• PAGE EXCERPT

## Start

Esteemed artist Ann Hamilton, a former MacArthur fellow who represented the United States at the 1999 Venice Biennale, was in residence in August working on a series of coats inspired by everyday unisex work clothes, Amish clothing patterns, a found vintage sewing journal and a well-worn Japanese carpenter’s pouch, among other things. Previous residents include Belgian artist Dirk Van Saene, who created unglazed ceramic creature-like vessels, and graphic designer and recipient of the prestigious AIGA Medal Jennifer Morla, who created housewares from industrial felt wool and Irish linen. Local artists JD Beltran and Scott Minneman have been working on an interactive snow globe and Lauren DiCioccio, whom Hatch met as a resident at Recology SF, has created a series of tote bags utilizing industrial embroidery.


Housewares designed by Jennifer Morla.

## End

• PROMPT 1
Transcribe the passage on artists in residence, starting with "Esteemed artist Ann" and going on through "by Jennifer Morla.".
The passage on artists in residence has no connection to the records that come after it.

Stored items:
## Start

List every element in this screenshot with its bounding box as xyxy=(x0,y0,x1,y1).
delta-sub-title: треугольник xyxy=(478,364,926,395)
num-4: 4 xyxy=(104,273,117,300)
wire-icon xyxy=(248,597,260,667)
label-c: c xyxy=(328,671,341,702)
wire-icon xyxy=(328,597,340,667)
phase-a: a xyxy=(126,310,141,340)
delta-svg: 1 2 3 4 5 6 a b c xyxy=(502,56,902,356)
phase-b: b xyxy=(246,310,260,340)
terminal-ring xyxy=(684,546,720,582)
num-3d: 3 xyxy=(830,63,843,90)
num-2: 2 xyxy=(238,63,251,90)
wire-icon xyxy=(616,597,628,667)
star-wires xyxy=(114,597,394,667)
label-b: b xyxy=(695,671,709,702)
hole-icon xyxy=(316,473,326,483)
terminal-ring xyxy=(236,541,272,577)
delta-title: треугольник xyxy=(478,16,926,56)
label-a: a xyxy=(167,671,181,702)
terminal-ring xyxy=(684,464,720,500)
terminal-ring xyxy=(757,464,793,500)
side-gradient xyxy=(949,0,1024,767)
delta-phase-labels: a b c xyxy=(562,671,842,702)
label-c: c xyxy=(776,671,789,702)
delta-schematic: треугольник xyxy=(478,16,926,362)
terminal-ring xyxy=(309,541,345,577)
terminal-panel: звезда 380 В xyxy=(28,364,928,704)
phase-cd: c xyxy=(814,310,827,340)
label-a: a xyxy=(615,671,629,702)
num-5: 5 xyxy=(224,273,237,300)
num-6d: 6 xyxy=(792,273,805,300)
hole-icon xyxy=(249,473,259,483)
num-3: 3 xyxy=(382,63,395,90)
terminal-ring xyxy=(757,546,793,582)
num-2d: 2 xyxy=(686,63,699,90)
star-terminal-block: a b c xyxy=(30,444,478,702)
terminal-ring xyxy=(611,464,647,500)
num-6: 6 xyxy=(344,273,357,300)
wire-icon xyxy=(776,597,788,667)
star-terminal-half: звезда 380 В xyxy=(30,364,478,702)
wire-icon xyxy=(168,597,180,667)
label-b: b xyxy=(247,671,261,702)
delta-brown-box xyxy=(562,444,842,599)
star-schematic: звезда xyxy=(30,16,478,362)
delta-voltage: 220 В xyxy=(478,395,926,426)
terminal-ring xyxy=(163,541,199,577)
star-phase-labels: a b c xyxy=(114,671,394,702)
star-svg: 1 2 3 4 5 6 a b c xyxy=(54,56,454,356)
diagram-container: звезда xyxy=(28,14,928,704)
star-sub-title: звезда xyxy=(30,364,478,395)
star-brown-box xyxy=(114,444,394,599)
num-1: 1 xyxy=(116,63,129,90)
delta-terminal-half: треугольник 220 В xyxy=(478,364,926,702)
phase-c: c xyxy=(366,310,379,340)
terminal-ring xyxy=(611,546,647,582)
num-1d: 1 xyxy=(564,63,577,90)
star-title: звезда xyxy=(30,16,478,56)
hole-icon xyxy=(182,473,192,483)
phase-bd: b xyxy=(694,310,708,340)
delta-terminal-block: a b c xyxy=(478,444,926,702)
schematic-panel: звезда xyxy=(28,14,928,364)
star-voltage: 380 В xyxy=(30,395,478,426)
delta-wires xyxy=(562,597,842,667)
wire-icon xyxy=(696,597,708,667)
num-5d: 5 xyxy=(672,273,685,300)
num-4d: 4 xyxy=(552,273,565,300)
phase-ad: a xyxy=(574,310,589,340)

## End

• PROMPT 2
Restate the records word for word, starting with their first line and going on through the line with "delta-schematic: треугольник xyxy=(478,16,926,362)".

• REPLY 1
Esteemed artist Ann Hamilton, a former MacArthur fellow who represented the United States at the 1999 Venice Biennale, was in residence in August working on a series of coats inspired by everyday unisex work clothes, Amish clothing patterns, a found vintage sewing journal and a well-worn Japanese carpenter’s pouch, among other things. Previous residents include Belgian artist Dirk Van Saene, who created unglazed ceramic creature-like vessels, and graphic designer and recipient of the prestigious AIGA Medal Jennifer Morla, who created housewares from industrial felt wool and Irish linen. Local artists JD Beltran and Scott Minneman have been working on an interactive snow globe and Lauren DiCioccio, whom Hatch met as a resident at Recology SF, has created a series of tote bags utilizing industrial embroidery.


Housewares designed by Jennifer Morla.

• REPLY 2
List every element in this screenshot with its bounding box as xyxy=(x0,y0,x1,y1).
delta-sub-title: треугольник xyxy=(478,364,926,395)
num-4: 4 xyxy=(104,273,117,300)
wire-icon xyxy=(248,597,260,667)
label-c: c xyxy=(328,671,341,702)
wire-icon xyxy=(328,597,340,667)
phase-a: a xyxy=(126,310,141,340)
delta-svg: 1 2 3 4 5 6 a b c xyxy=(502,56,902,356)
phase-b: b xyxy=(246,310,260,340)
terminal-ring xyxy=(684,546,720,582)
num-3d: 3 xyxy=(830,63,843,90)
num-2: 2 xyxy=(238,63,251,90)
wire-icon xyxy=(616,597,628,667)
star-wires xyxy=(114,597,394,667)
label-b: b xyxy=(695,671,709,702)
hole-icon xyxy=(316,473,326,483)
terminal-ring xyxy=(236,541,272,577)
delta-title: треугольник xyxy=(478,16,926,56)
label-a: a xyxy=(167,671,181,702)
terminal-ring xyxy=(684,464,720,500)
terminal-ring xyxy=(757,464,793,500)
side-gradient xyxy=(949,0,1024,767)
delta-phase-labels: a b c xyxy=(562,671,842,702)
label-c: c xyxy=(776,671,789,702)
delta-schematic: треугольник xyxy=(478,16,926,362)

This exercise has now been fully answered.